Activity: Exactly how many lines in the entries contain "urgencia"? Give that number alone.

= Beginning of Section =

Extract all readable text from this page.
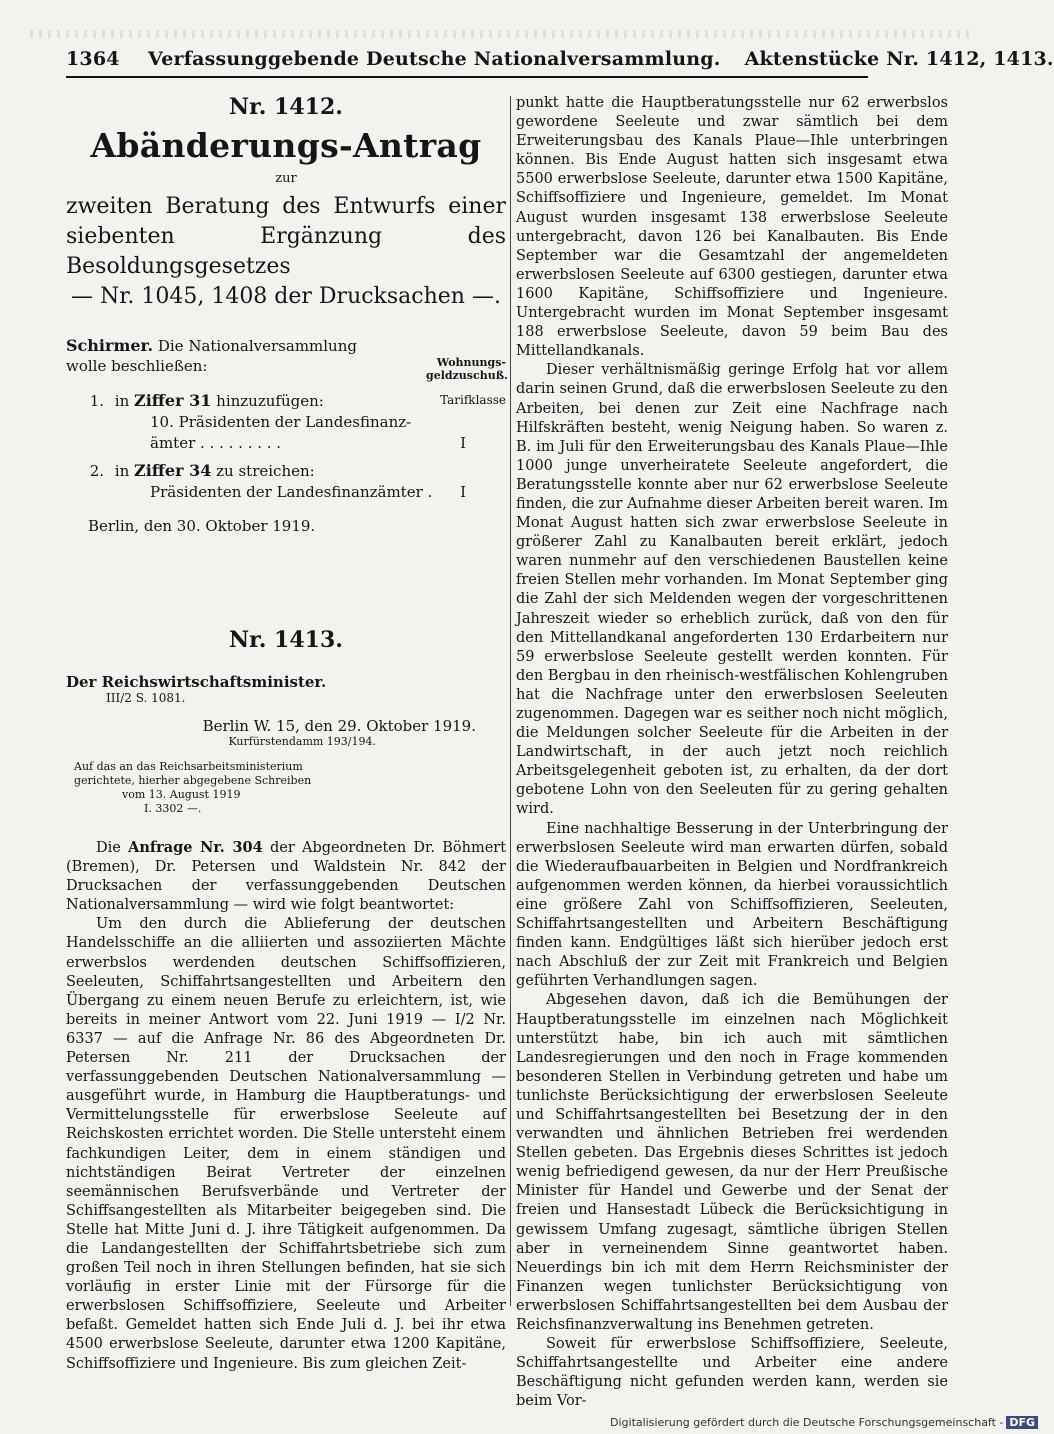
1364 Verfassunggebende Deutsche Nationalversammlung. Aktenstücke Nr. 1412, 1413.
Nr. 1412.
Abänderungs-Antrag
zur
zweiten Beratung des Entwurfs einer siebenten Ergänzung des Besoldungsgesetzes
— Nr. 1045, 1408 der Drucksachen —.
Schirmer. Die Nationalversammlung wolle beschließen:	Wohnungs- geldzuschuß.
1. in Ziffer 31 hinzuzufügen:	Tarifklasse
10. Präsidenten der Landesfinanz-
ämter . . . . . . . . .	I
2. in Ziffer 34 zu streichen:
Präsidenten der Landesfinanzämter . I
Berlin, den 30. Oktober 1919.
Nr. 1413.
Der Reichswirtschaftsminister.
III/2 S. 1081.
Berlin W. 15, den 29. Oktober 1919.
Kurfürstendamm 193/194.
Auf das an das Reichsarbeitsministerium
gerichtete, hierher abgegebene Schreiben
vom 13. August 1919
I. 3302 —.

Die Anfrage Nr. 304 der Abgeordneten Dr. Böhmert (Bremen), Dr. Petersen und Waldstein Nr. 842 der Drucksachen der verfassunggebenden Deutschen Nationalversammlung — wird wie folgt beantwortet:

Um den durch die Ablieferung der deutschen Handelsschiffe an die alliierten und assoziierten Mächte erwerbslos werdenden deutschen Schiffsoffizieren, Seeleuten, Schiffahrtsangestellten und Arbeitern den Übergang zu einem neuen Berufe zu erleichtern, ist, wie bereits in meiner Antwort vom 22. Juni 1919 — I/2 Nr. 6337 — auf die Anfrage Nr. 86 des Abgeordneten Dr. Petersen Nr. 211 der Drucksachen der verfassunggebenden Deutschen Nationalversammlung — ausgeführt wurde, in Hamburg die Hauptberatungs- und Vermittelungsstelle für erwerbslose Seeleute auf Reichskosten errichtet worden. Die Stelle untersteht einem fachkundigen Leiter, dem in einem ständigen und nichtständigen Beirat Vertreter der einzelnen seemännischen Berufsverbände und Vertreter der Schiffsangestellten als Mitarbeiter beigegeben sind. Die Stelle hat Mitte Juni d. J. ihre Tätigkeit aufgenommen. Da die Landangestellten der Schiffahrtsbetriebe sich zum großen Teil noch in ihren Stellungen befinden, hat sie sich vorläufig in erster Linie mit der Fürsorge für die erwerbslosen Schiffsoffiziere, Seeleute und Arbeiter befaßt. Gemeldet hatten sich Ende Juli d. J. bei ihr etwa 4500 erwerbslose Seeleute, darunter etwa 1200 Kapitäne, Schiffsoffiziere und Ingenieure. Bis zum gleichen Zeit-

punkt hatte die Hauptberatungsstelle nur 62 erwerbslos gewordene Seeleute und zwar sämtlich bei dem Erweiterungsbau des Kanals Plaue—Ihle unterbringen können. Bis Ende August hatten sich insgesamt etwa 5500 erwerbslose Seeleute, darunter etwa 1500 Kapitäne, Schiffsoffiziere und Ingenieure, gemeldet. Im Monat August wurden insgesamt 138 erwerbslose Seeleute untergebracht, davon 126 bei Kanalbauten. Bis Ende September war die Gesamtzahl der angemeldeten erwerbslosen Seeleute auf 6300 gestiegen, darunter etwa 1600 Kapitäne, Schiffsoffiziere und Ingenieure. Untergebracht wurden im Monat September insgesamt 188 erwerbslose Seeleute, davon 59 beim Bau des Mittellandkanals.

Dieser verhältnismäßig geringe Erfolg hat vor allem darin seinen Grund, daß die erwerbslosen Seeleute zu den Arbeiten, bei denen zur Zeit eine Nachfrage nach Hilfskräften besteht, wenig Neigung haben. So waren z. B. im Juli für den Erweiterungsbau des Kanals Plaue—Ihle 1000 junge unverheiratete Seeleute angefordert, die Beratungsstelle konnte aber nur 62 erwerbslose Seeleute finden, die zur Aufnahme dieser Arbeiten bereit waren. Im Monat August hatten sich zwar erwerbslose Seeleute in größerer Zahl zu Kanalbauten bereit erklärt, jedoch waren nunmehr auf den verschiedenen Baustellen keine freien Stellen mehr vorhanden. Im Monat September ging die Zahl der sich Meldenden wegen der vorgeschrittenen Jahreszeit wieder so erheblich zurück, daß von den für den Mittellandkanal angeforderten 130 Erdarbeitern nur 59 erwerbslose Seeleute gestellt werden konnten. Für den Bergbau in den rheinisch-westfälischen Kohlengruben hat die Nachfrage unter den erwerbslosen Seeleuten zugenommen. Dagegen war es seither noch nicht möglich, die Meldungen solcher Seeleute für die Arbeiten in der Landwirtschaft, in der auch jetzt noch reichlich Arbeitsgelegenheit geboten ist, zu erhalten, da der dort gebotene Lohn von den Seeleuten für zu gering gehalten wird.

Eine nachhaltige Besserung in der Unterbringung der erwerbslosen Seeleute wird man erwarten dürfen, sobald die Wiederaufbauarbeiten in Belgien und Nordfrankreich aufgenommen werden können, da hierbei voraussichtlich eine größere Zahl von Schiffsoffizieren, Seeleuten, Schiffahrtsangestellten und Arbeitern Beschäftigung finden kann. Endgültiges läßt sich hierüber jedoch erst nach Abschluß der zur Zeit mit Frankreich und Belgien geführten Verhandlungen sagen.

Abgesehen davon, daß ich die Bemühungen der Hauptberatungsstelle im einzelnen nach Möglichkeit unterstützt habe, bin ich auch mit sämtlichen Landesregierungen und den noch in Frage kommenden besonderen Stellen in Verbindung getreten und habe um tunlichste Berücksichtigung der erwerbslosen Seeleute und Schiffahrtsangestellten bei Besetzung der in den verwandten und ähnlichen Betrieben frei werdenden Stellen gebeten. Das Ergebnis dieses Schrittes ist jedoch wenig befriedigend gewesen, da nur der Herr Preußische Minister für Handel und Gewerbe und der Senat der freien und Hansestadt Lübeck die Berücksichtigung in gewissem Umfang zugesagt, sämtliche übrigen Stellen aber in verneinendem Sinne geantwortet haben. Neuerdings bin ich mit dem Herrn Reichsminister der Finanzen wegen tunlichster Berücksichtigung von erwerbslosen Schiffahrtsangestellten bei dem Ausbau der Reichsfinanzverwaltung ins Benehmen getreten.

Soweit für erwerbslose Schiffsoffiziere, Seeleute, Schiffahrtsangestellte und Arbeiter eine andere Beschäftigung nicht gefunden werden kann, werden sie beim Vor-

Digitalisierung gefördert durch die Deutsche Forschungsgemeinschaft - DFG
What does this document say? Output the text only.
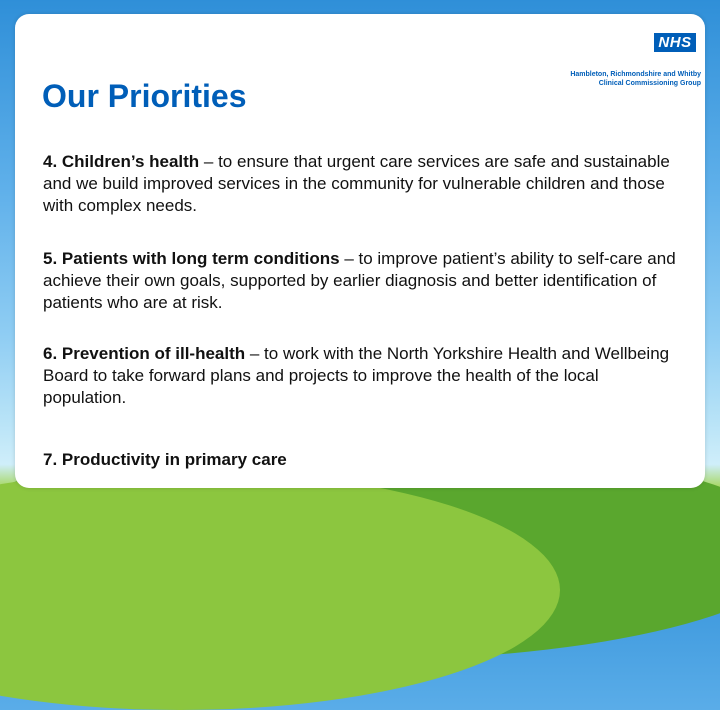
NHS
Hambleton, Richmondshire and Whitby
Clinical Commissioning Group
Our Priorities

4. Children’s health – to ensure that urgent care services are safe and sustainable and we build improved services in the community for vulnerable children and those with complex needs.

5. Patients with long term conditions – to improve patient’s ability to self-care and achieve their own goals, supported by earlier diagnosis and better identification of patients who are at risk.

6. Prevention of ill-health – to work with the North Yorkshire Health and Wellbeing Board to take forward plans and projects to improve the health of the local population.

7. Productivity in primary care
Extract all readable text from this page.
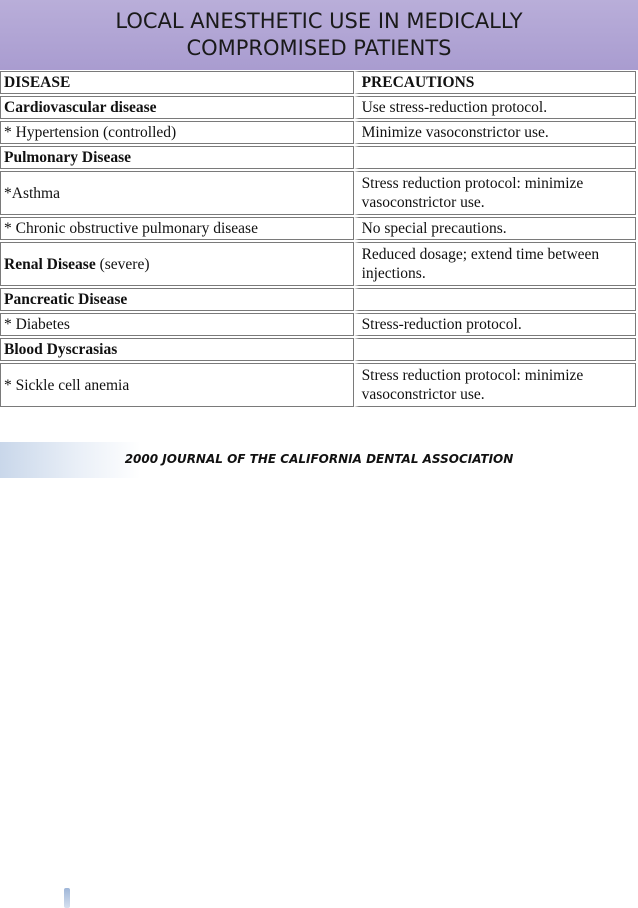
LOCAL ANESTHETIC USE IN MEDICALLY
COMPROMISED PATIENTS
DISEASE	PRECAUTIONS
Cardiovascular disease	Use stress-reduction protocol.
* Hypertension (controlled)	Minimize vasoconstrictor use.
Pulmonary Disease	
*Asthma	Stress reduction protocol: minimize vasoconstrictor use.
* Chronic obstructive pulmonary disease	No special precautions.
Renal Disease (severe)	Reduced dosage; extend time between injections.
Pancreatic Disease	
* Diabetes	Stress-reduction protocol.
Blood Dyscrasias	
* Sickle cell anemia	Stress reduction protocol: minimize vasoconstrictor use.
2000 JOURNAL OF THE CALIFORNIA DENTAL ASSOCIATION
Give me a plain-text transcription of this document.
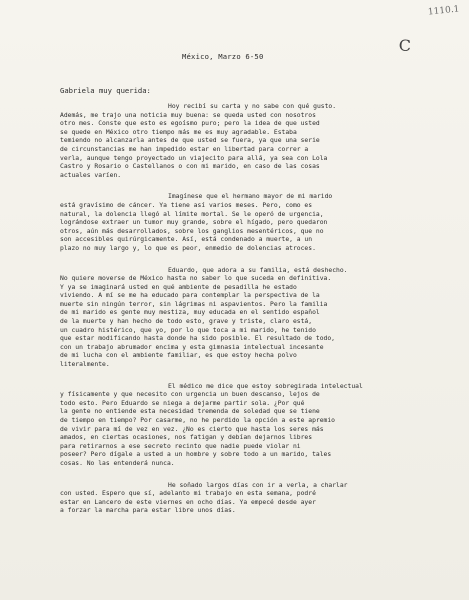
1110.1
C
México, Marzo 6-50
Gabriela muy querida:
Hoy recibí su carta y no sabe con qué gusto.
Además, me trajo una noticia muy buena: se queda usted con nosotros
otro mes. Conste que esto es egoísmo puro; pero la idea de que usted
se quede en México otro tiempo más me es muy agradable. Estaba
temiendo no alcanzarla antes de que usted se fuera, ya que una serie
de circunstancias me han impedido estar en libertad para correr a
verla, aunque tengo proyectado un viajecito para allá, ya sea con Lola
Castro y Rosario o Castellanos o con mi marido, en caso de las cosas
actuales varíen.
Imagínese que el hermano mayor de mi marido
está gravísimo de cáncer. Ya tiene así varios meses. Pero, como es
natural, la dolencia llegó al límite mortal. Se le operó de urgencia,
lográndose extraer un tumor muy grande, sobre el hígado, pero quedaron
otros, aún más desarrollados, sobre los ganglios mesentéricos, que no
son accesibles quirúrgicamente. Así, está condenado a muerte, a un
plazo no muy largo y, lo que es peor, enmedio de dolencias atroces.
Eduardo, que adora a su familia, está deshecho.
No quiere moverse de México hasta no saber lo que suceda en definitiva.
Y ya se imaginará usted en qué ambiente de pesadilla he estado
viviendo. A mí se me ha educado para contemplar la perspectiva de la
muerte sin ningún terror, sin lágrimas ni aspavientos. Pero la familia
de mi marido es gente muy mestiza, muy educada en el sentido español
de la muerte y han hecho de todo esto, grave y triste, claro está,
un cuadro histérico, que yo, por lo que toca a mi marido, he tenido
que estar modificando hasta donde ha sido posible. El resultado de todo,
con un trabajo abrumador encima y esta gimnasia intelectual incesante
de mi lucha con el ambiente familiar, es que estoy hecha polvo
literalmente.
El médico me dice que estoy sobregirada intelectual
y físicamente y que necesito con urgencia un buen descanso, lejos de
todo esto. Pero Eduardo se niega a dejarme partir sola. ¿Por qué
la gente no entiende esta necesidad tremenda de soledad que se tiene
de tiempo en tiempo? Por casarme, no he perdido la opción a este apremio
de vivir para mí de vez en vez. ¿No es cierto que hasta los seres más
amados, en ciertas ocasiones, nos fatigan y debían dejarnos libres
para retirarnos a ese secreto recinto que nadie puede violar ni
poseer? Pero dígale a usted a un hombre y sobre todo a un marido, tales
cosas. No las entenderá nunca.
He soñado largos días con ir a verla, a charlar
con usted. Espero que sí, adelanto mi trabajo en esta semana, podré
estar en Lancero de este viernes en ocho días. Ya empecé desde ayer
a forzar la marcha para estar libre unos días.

= End of Section =

Reply: 2